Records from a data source
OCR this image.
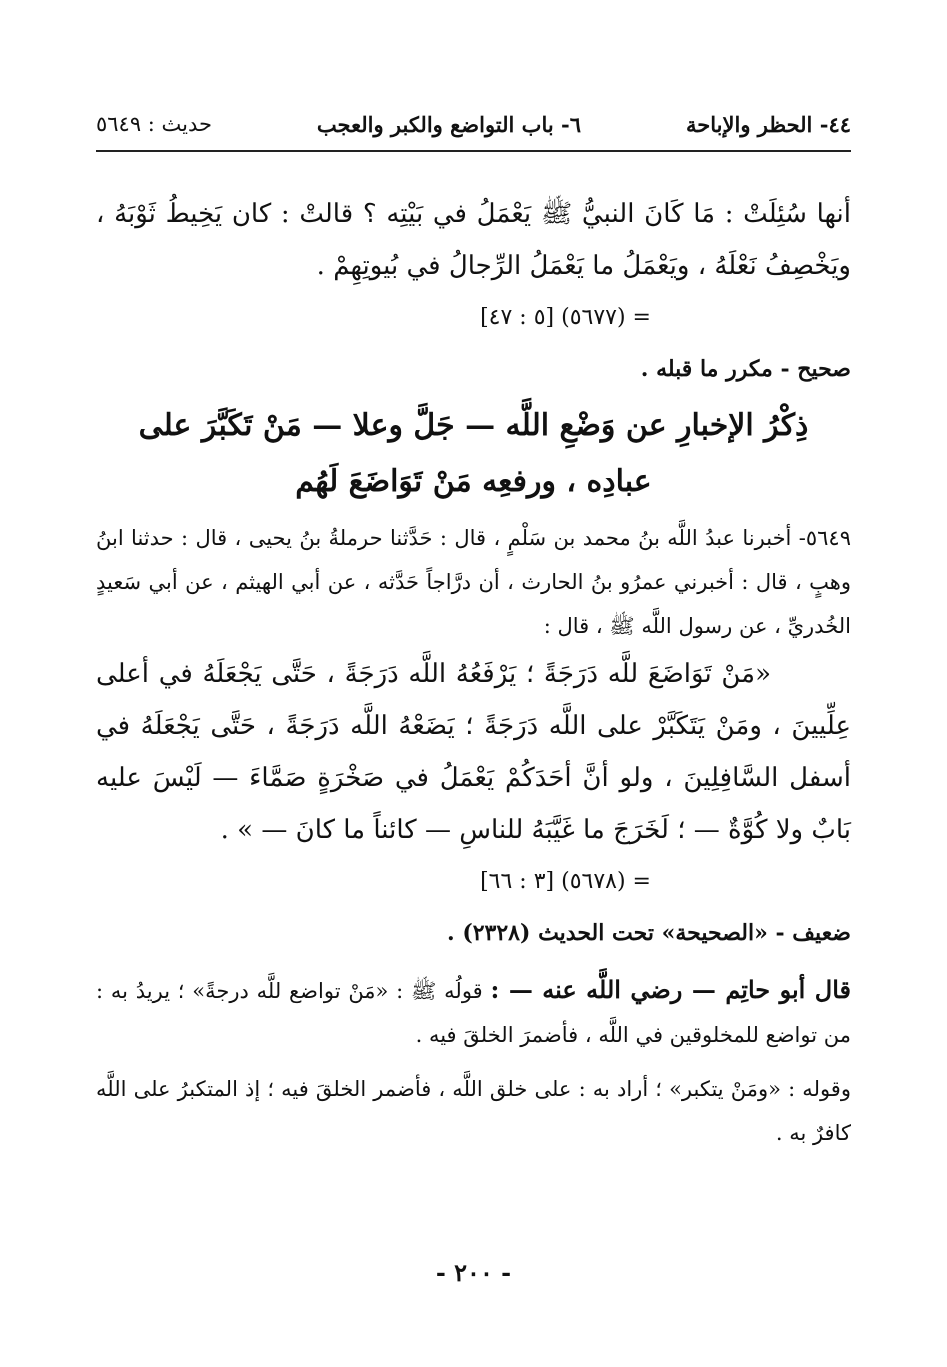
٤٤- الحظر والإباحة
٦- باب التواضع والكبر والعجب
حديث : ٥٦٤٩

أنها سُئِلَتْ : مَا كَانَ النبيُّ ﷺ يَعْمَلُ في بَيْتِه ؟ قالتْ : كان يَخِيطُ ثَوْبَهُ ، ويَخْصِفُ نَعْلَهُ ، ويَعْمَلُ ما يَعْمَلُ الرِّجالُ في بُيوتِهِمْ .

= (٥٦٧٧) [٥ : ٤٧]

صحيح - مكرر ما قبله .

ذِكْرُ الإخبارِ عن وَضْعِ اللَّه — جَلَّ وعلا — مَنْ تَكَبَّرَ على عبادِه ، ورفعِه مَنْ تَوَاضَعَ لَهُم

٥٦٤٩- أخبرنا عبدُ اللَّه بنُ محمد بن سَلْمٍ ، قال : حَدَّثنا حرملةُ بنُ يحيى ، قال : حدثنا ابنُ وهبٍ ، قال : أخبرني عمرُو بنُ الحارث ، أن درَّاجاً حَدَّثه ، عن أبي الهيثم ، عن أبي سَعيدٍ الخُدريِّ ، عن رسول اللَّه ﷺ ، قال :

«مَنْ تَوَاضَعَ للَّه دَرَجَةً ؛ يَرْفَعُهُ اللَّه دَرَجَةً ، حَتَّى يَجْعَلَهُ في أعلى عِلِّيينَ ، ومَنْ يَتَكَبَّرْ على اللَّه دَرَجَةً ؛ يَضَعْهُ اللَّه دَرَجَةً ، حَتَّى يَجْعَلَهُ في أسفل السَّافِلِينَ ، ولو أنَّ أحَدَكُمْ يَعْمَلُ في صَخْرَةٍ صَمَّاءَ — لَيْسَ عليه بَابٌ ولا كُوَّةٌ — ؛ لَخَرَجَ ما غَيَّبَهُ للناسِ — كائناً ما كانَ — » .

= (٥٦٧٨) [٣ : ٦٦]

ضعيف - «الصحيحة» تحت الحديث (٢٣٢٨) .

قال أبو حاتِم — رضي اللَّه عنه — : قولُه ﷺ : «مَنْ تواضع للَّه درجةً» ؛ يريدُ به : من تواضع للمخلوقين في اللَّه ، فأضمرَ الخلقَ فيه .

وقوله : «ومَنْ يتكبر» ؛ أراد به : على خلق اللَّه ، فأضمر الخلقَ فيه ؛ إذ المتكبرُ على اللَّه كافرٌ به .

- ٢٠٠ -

# Instructions for the task
Quote every record above exactly, leaving out the pictures.

# Result for this exercise
OCR this image.
٤٤- الحظر والإباحة
٦- باب التواضع والكبر والعجب
حديث : ٥٦٤٩

أنها سُئِلَتْ : مَا كَانَ النبيُّ ﷺ يَعْمَلُ في بَيْتِه ؟ قالتْ : كان يَخِيطُ ثَوْبَهُ ، ويَخْصِفُ نَعْلَهُ ، ويَعْمَلُ ما يَعْمَلُ الرِّجالُ في بُيوتِهِمْ .

= (٥٦٧٧) [٥ : ٤٧]

صحيح - مكرر ما قبله .

ذِكْرُ الإخبارِ عن وَضْعِ اللَّه — جَلَّ وعلا — مَنْ تَكَبَّرَ على عبادِه ، ورفعِه مَنْ تَوَاضَعَ لَهُم

٥٦٤٩- أخبرنا عبدُ اللَّه بنُ محمد بن سَلْمٍ ، قال : حَدَّثنا حرملةُ بنُ يحيى ، قال : حدثنا ابنُ وهبٍ ، قال : أخبرني عمرُو بنُ الحارث ، أن درَّاجاً حَدَّثه ، عن أبي الهيثم ، عن أبي سَعيدٍ الخُدريِّ ، عن رسول اللَّه ﷺ ، قال :

«مَنْ تَوَاضَعَ للَّه دَرَجَةً ؛ يَرْفَعُهُ اللَّه دَرَجَةً ، حَتَّى يَجْعَلَهُ في أعلى عِلِّيينَ ، ومَنْ يَتَكَبَّرْ على اللَّه دَرَجَةً ؛ يَضَعْهُ اللَّه دَرَجَةً ، حَتَّى يَجْعَلَهُ في أسفل السَّافِلِينَ ، ولو أنَّ أحَدَكُمْ يَعْمَلُ في صَخْرَةٍ صَمَّاءَ — لَيْسَ عليه بَابٌ ولا كُوَّةٌ — ؛ لَخَرَجَ ما غَيَّبَهُ للناسِ — كائناً ما كانَ — » .

= (٥٦٧٨) [٣ : ٦٦]

ضعيف - «الصحيحة» تحت الحديث (٢٣٢٨) .

قال أبو حاتِم — رضي اللَّه عنه — : قولُه ﷺ : «مَنْ تواضع للَّه درجةً» ؛ يريدُ به : من تواضع للمخلوقين في اللَّه ، فأضمرَ الخلقَ فيه .

وقوله : «ومَنْ يتكبر» ؛ أراد به : على خلق اللَّه ، فأضمر الخلقَ فيه ؛ إذ المتكبرُ على اللَّه كافرٌ به .

- ٢٠٠ -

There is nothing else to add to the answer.